Element location listings:
+ + +

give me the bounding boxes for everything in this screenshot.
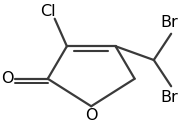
Text: Br: Br [161, 90, 179, 105]
Text: Cl: Cl [40, 4, 55, 19]
Text: O: O [2, 71, 14, 86]
Text: O: O [85, 108, 98, 122]
Text: Br: Br [161, 15, 179, 30]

+ + +

> [Direction]: Reproduce the listing above, substituting "image" for "screenshot" and leaving everything else unchanged. Omit the pictures from your version.

> [Task output]:
give me the bounding boxes for everything in this image.
Text: Br: Br [161, 90, 179, 105]
Text: Cl: Cl [40, 4, 55, 19]
Text: O: O [2, 71, 14, 86]
Text: O: O [85, 108, 98, 122]
Text: Br: Br [161, 15, 179, 30]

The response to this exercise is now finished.